§ EXERCISE BRIEF:
Your task is to print the material below exactly as presented.

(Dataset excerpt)

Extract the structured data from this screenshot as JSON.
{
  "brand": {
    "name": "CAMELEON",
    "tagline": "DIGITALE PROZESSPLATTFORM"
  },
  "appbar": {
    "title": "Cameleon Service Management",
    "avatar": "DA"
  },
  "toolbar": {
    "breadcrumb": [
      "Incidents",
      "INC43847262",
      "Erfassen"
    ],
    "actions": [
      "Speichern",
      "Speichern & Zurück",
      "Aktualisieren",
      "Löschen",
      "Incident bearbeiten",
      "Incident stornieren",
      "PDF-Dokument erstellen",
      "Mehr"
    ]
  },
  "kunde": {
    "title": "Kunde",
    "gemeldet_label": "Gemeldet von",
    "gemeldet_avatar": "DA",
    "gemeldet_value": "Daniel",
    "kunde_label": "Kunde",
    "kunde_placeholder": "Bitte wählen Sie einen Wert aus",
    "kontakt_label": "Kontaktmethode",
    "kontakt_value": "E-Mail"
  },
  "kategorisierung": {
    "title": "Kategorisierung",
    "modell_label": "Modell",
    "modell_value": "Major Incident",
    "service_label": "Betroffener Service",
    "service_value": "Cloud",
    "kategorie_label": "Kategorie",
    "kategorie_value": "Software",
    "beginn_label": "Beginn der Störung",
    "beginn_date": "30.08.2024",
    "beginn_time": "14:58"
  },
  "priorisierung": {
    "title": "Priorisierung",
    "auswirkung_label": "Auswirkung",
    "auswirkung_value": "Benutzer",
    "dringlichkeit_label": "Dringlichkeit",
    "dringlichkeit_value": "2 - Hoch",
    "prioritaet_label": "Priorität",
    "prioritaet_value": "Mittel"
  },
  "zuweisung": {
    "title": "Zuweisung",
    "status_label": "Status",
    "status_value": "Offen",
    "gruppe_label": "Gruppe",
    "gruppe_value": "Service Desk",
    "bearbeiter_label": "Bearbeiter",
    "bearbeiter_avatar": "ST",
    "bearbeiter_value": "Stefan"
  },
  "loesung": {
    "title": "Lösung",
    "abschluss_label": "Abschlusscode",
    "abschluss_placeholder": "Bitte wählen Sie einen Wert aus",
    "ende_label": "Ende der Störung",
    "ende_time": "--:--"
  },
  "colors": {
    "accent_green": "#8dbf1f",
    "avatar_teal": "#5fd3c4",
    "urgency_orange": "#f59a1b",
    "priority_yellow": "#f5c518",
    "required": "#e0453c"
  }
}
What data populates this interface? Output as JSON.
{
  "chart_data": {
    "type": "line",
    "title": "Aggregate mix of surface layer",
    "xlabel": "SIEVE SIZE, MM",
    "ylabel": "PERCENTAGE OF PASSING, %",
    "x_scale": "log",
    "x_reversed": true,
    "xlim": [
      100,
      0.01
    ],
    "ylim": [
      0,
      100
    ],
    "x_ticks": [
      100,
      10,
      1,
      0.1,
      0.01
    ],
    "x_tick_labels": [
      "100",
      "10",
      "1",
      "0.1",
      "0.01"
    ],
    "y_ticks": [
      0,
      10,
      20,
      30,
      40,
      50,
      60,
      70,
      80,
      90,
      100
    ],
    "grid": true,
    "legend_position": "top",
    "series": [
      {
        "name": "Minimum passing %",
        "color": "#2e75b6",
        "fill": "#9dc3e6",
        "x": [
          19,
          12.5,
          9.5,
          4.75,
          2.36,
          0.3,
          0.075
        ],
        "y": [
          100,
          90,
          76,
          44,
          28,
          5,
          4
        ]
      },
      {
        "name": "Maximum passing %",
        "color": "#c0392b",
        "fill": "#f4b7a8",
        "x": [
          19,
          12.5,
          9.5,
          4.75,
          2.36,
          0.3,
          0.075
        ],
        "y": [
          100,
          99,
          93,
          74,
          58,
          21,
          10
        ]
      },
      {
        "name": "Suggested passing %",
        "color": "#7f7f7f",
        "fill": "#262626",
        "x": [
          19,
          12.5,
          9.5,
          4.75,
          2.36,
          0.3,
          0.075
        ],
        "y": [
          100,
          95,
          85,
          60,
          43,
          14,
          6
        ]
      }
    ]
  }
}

§ PROBLEM SOLUTION:
Extract the structured data from this screenshot as JSON.
{
  "brand": {
    "name": "CAMELEON",
    "tagline": "DIGITALE PROZESSPLATTFORM"
  },
  "appbar": {
    "title": "Cameleon Service Management",
    "avatar": "DA"
  },
  "toolbar": {
    "breadcrumb": [
      "Incidents",
      "INC43847262",
      "Erfassen"
    ],
    "actions": [
      "Speichern",
      "Speichern & Zurück",
      "Aktualisieren",
      "Löschen",
      "Incident bearbeiten",
      "Incident stornieren",
      "PDF-Dokument erstellen",
      "Mehr"
    ]
  },
  "kunde": {
    "title": "Kunde",
    "gemeldet_label": "Gemeldet von",
    "gemeldet_avatar": "DA",
    "gemeldet_value": "Daniel",
    "kunde_label": "Kunde",
    "kunde_placeholder": "Bitte wählen Sie einen Wert aus",
    "kontakt_label": "Kontaktmethode",
    "kontakt_value": "E-Mail"
  },
  "kategorisierung": {
    "title": "Kategorisierung",
    "modell_label": "Modell",
    "modell_value": "Major Incident",
    "service_label": "Betroffener Service",
    "service_value": "Cloud",
    "kategorie_label": "Kategorie",
    "kategorie_value": "Software",
    "beginn_label": "Beginn der Störung",
    "beginn_date": "30.08.2024",
    "beginn_time": "14:58"
  },
  "priorisierung": {
    "title": "Priorisierung",
    "auswirkung_label": "Auswirkung",
    "auswirkung_value": "Benutzer",
    "dringlichkeit_label": "Dringlichkeit",
    "dringlichkeit_value": "2 - Hoch",
    "prioritaet_label": "Priorität",
    "prioritaet_value": "Mittel"
  },
  "zuweisung": {
    "title": "Zuweisung",
    "status_label": "Status",
    "status_value": "Offen",
    "gruppe_label": "Gruppe",
    "gruppe_value": "Service Desk",
    "bearbeiter_label": "Bearbeiter",
    "bearbeiter_avatar": "ST",
    "bearbeiter_value": "Stefan"
  },
  "loesung": {
    "title": "Lösung",
    "abschluss_label": "Abschlusscode",
    "abschluss_placeholder": "Bitte wählen Sie einen Wert aus",
    "ende_label": "Ende der Störung",
    "ende_time": "--:--"
  },
  "colors": {
    "accent_green": "#8dbf1f",
    "avatar_teal": "#5fd3c4",
    "urgency_orange": "#f59a1b",
    "priority_yellow": "#f5c518",
    "required": "#e0453c"
  }
}
What data populates this interface? Output as JSON.
{
  "chart_data": {
    "type": "line",
    "title": "Aggregate mix of surface layer",
    "xlabel": "SIEVE SIZE, MM",
    "ylabel": "PERCENTAGE OF PASSING, %",
    "x_scale": "log",
    "x_reversed": true,
    "xlim": [
      100,
      0.01
    ],
    "ylim": [
      0,
      100
    ],
    "x_ticks": [
      100,
      10,
      1,
      0.1,
      0.01
    ],
    "x_tick_labels": [
      "100",
      "10",
      "1",
      "0.1",
      "0.01"
    ],
    "y_ticks": [
      0,
      10,
      20,
      30,
      40,
      50,
      60,
      70,
      80,
      90,
      100
    ],
    "grid": true,
    "legend_position": "top",
    "series": [
      {
        "name": "Minimum passing %",
        "color": "#2e75b6",
        "fill": "#9dc3e6",
        "x": [
          19,
          12.5,
          9.5,
          4.75,
          2.36,
          0.3,
          0.075
        ],
        "y": [
          100,
          90,
          76,
          44,
          28,
          5,
          4
        ]
      },
      {
        "name": "Maximum passing %",
        "color": "#c0392b",
        "fill": "#f4b7a8",
        "x": [
          19,
          12.5,
          9.5,
          4.75,
          2.36,
          0.3,
          0.075
        ],
        "y": [
          100,
          99,
          93,
          74,
          58,
          21,
          10
        ]
      },
      {
        "name": "Suggested passing %",
        "color": "#7f7f7f",
        "fill": "#262626",
        "x": [
          19,
          12.5,
          9.5,
          4.75,
          2.36,
          0.3,
          0.075
        ],
        "y": [
          100,
          95,
          85,
          60,
          43,
          14,
          6
        ]
      }
    ]
  }
}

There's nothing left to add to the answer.